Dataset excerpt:
──────────
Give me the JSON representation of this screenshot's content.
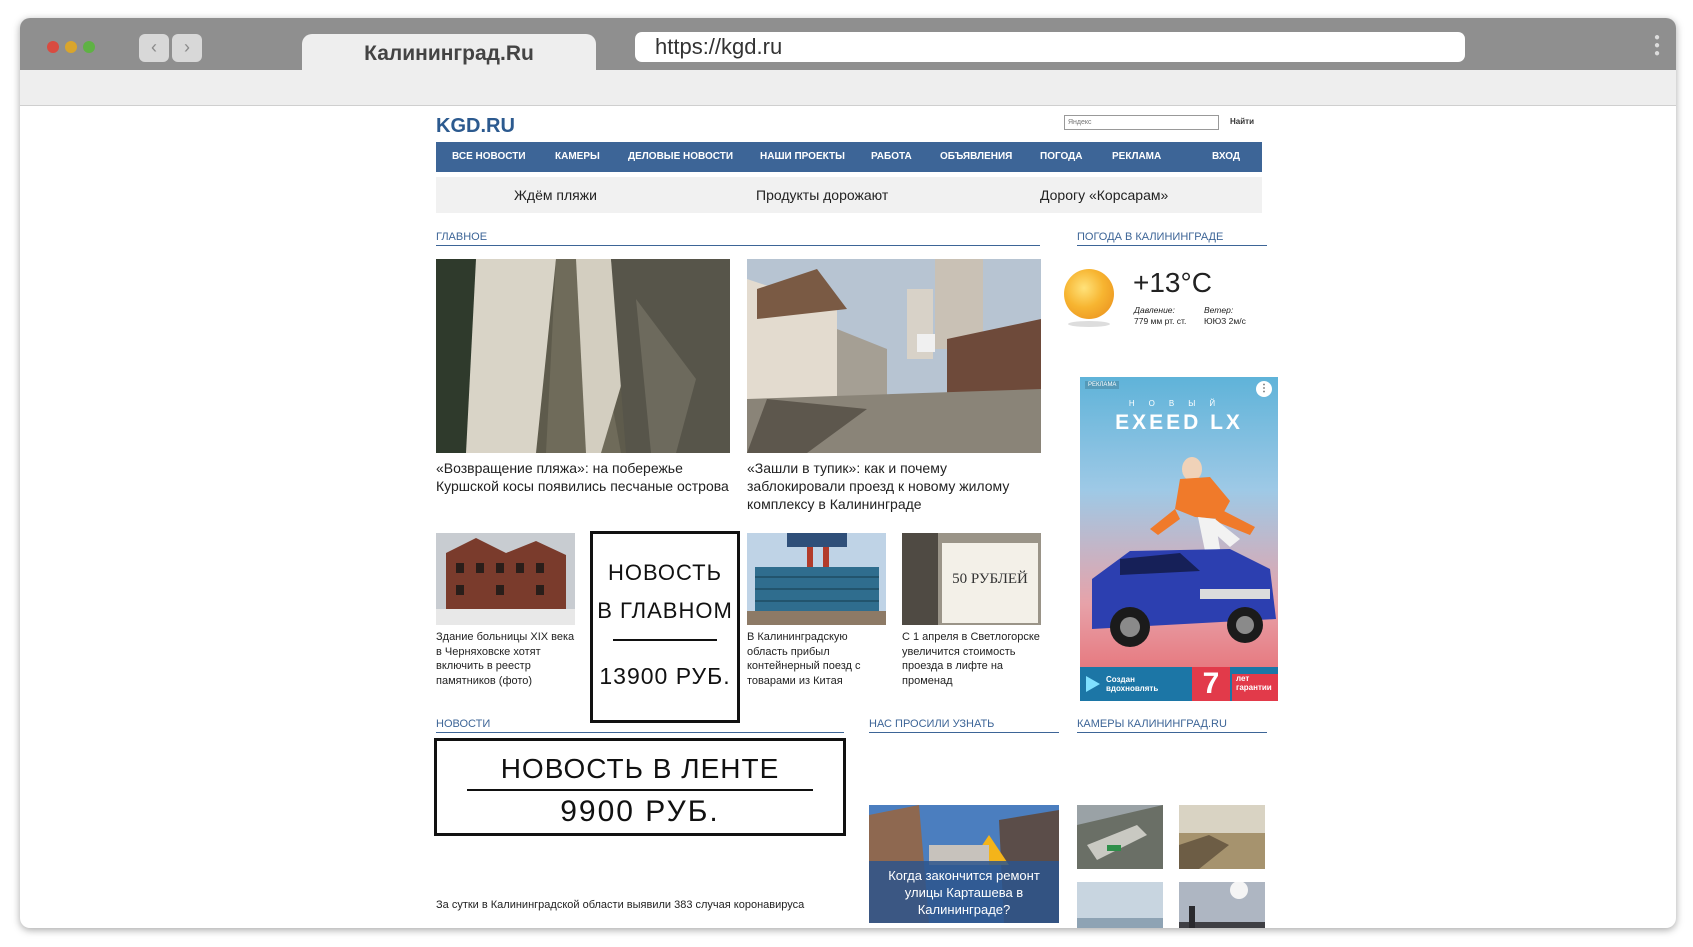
{
  "browser": {
    "tab_title": "Калининград.Ru",
    "url": "https://kgd.ru",
    "back_icon": "chevron-left-icon",
    "forward_icon": "chevron-right-icon"
  },
  "header": {
    "logo": "KGD.RU",
    "search_placeholder": "Яндекс",
    "search_button": "Найти"
  },
  "nav": {
    "items": [
      {
        "label": "ВСЕ НОВОСТИ"
      },
      {
        "label": "КАМЕРЫ"
      },
      {
        "label": "ДЕЛОВЫЕ НОВОСТИ"
      },
      {
        "label": "НАШИ ПРОЕКТЫ"
      },
      {
        "label": "РАБОТА"
      },
      {
        "label": "ОБЪЯВЛЕНИЯ"
      },
      {
        "label": "ПОГОДА"
      },
      {
        "label": "РЕКЛАМА"
      },
      {
        "label": "ВХОД"
      }
    ]
  },
  "trends": [
    "Ждём пляжи",
    "Продукты дорожают",
    "Дорогу «Корсарам»"
  ],
  "main": {
    "title": "ГЛАВНОЕ",
    "big_stories": [
      {
        "caption": "«Возвращение пляжа»: на побережье Куршской косы появились песчаные острова"
      },
      {
        "caption": "«Зашли в тупик»: как и почему заблокировали проезд к новому жилому комплексу в Калининграде"
      }
    ],
    "small_stories": [
      {
        "caption": "Здание больницы XIX века в Черняховске хотят включить в реестр памятников (фото)"
      },
      {
        "caption": "В Калининградскую область прибыл контейнерный поезд с товарами из Китая"
      },
      {
        "caption": "С 1 апреля в Светлогорске увеличится стоимость проезда в лифте на променад"
      }
    ],
    "small_photo_sign": "50 РУБЛЕЙ",
    "ad_slot": {
      "line1": "НОВОСТЬ",
      "line2": "В ГЛАВНОМ",
      "price": "13900 РУБ."
    }
  },
  "weather": {
    "title": "ПОГОДА В КАЛИНИНГРАДЕ",
    "temperature": "+13°C",
    "pressure_label": "Давление:",
    "pressure_value": "779 мм рт. ст.",
    "wind_label": "Ветер:",
    "wind_value": "ЮЮЗ 2м/с"
  },
  "banner": {
    "tag": "РЕКЛАМА",
    "subtitle": "НОВЫЙ",
    "title": "EXEED LX",
    "footer_left": "Создан вдохновлять",
    "footer_number": "7",
    "footer_right": "лет гарантии"
  },
  "news": {
    "title": "НОВОСТИ",
    "ad_slot": {
      "line1": "НОВОСТЬ В ЛЕНТЕ",
      "price": "9900 РУБ."
    },
    "items": [
      {
        "text": "За сутки в Калининградской области выявили 383 случая коронавируса"
      }
    ]
  },
  "asked": {
    "title": "НАС ПРОСИЛИ УЗНАТЬ",
    "card": "Когда закончится ремонт улицы Карташева в Калининграде?"
  },
  "cameras": {
    "title": "КАМЕРЫ КАЛИНИНГРАД.RU"
  }
}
──────────
PROBLEM DESCRIPTION
Quote the records in their entirety, keeping the wording exact and excluding pictures.

SOLVED EXERCISE
Give me the JSON representation of this screenshot's content.
{
  "browser": {
    "tab_title": "Калининград.Ru",
    "url": "https://kgd.ru",
    "back_icon": "chevron-left-icon",
    "forward_icon": "chevron-right-icon"
  },
  "header": {
    "logo": "KGD.RU",
    "search_placeholder": "Яндекс",
    "search_button": "Найти"
  },
  "nav": {
    "items": [
      {
        "label": "ВСЕ НОВОСТИ"
      },
      {
        "label": "КАМЕРЫ"
      },
      {
        "label": "ДЕЛОВЫЕ НОВОСТИ"
      },
      {
        "label": "НАШИ ПРОЕКТЫ"
      },
      {
        "label": "РАБОТА"
      },
      {
        "label": "ОБЪЯВЛЕНИЯ"
      },
      {
        "label": "ПОГОДА"
      },
      {
        "label": "РЕКЛАМА"
      },
      {
        "label": "ВХОД"
      }
    ]
  },
  "trends": [
    "Ждём пляжи",
    "Продукты дорожают",
    "Дорогу «Корсарам»"
  ],
  "main": {
    "title": "ГЛАВНОЕ",
    "big_stories": [
      {
        "caption": "«Возвращение пляжа»: на побережье Куршской косы появились песчаные острова"
      },
      {
        "caption": "«Зашли в тупик»: как и почему заблокировали проезд к новому жилому комплексу в Калининграде"
      }
    ],
    "small_stories": [
      {
        "caption": "Здание больницы XIX века в Черняховске хотят включить в реестр памятников (фото)"
      },
      {
        "caption": "В Калининградскую область прибыл контейнерный поезд с товарами из Китая"
      },
      {
        "caption": "С 1 апреля в Светлогорске увеличится стоимость проезда в лифте на променад"
      }
    ],
    "small_photo_sign": "50 РУБЛЕЙ",
    "ad_slot": {
      "line1": "НОВОСТЬ",
      "line2": "В ГЛАВНОМ",
      "price": "13900 РУБ."
    }
  },
  "weather": {
    "title": "ПОГОДА В КАЛИНИНГРАДЕ",
    "temperature": "+13°C",
    "pressure_label": "Давление:",
    "pressure_value": "779 мм рт. ст.",
    "wind_label": "Ветер:",
    "wind_value": "ЮЮЗ 2м/с"
  },
  "banner": {
    "tag": "РЕКЛАМА",
    "subtitle": "НОВЫЙ",
    "title": "EXEED LX",
    "footer_left": "Создан вдохновлять",
    "footer_number": "7",
    "footer_right": "лет гарантии"
  },
  "news": {
    "title": "НОВОСТИ",
    "ad_slot": {
      "line1": "НОВОСТЬ В ЛЕНТЕ",
      "price": "9900 РУБ."
    },
    "items": [
      {
        "text": "За сутки в Калининградской области выявили 383 случая коронавируса"
      }
    ]
  },
  "asked": {
    "title": "НАС ПРОСИЛИ УЗНАТЬ",
    "card": "Когда закончится ремонт улицы Карташева в Калининграде?"
  },
  "cameras": {
    "title": "КАМЕРЫ КАЛИНИНГРАД.RU"
  }
}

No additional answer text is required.